## Written problem
Gather all lines with the word "label" in them.
--- Start ---
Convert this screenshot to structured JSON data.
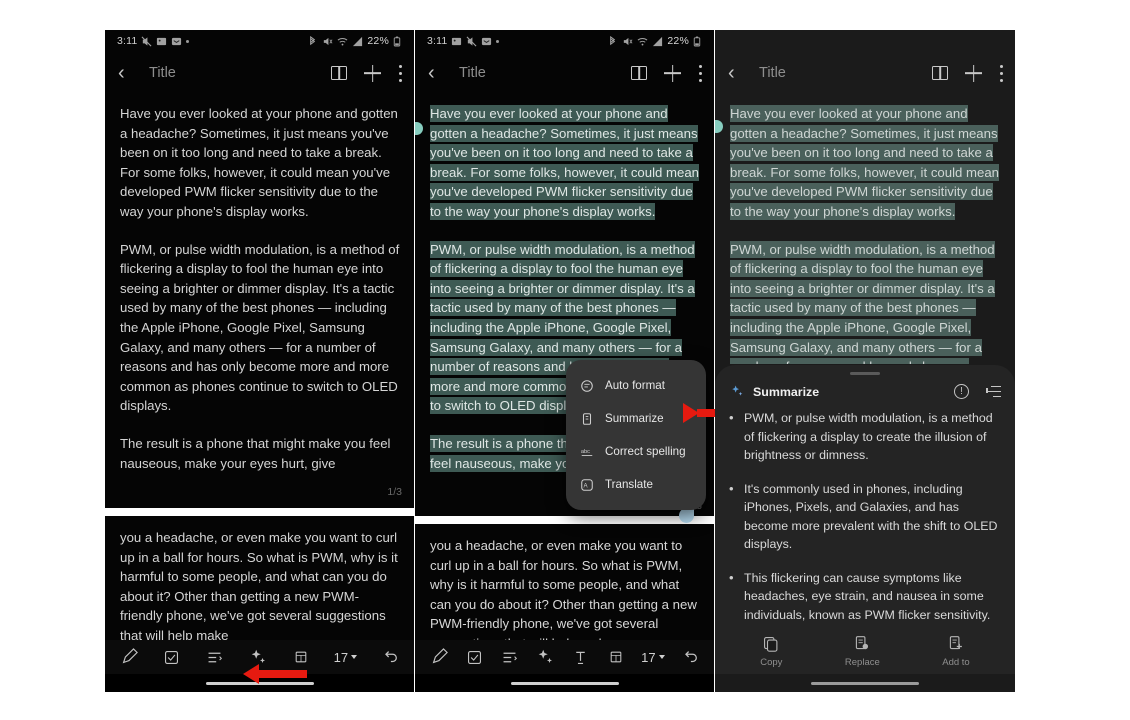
{
  "status_bar": {
    "time": "3:11",
    "battery": "22%",
    "left_icons": [
      "mute-icon",
      "image-icon",
      "messages-icon",
      "dot-icon"
    ],
    "right_icons": [
      "bluetooth-icon",
      "volume-off-icon",
      "wifi-icon",
      "signal-icon"
    ]
  },
  "header": {
    "back": "‹",
    "title": "Title",
    "icons": [
      "book-icon",
      "plus-icon",
      "kebab-menu-icon"
    ]
  },
  "note": {
    "paragraphs": [
      "Have you ever looked at your phone and gotten a headache? Sometimes, it just means you've been on it too long and need to take a break. For some folks, however, it could mean you've developed PWM flicker sensitivity due to the way your phone's display works.",
      "PWM, or pulse width modulation, is a method of flickering a display to fool the human eye into seeing a brighter or dimmer display. It's a tactic used by many of the best phones — including the Apple iPhone, Google Pixel, Samsung Galaxy, and many others — for a number of reasons and has only become more and more common as phones continue to switch to OLED displays.",
      "The result is a phone that might make you feel nauseous, make your eyes hurt, give"
    ],
    "page_counter": "1/3",
    "continuation": "you a headache, or even make you want to curl up in a ball for hours. So what is PWM, why is it harmful to some people, and what can you do about it? Other than getting a new PWM-friendly phone, we've got several suggestions that will help make"
  },
  "toolbar": {
    "font_size": "17",
    "icons": [
      "pen-icon",
      "checkbox-icon",
      "list-format-icon",
      "ai-sparkle-icon",
      "text-style-icon",
      "table-icon",
      "undo-icon"
    ]
  },
  "popup_menu": {
    "items": [
      {
        "label": "Auto format",
        "icon": "auto-format-icon"
      },
      {
        "label": "Summarize",
        "icon": "summarize-icon"
      },
      {
        "label": "Correct spelling",
        "icon": "spellcheck-icon"
      },
      {
        "label": "Translate",
        "icon": "translate-icon"
      }
    ]
  },
  "summarize_sheet": {
    "title": "Summarize",
    "title_icon": "ai-sparkle-icon",
    "header_icons": [
      "info-icon",
      "detail-level-icon"
    ],
    "bullets": [
      "PWM, or pulse width modulation, is a method of flickering a display to create the illusion of brightness or dimness.",
      "It's commonly used in phones, including iPhones, Pixels, and Galaxies, and has become more prevalent with the shift to OLED displays.",
      "This flickering can cause symptoms like headaches, eye strain, and nausea in some individuals, known as PWM flicker sensitivity."
    ],
    "actions": [
      {
        "label": "Copy",
        "icon": "copy-icon"
      },
      {
        "label": "Replace",
        "icon": "replace-icon"
      },
      {
        "label": "Add to",
        "icon": "add-to-icon"
      }
    ]
  },
  "colors": {
    "selection_highlight": "#3e5a54",
    "handle_start": "#86cdbf",
    "handle_end": "#b9dff5",
    "arrow": "#e61a10",
    "sheet_bg": "#242424",
    "popup_bg": "#353535"
  }
}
--- End ---
## Task answer
        "label": "Auto format",
        "label": "Summarize",
        "label": "Correct spelling",
        "label": "Translate",
        "label": "Copy",
        "label": "Replace",
        "label": "Add to",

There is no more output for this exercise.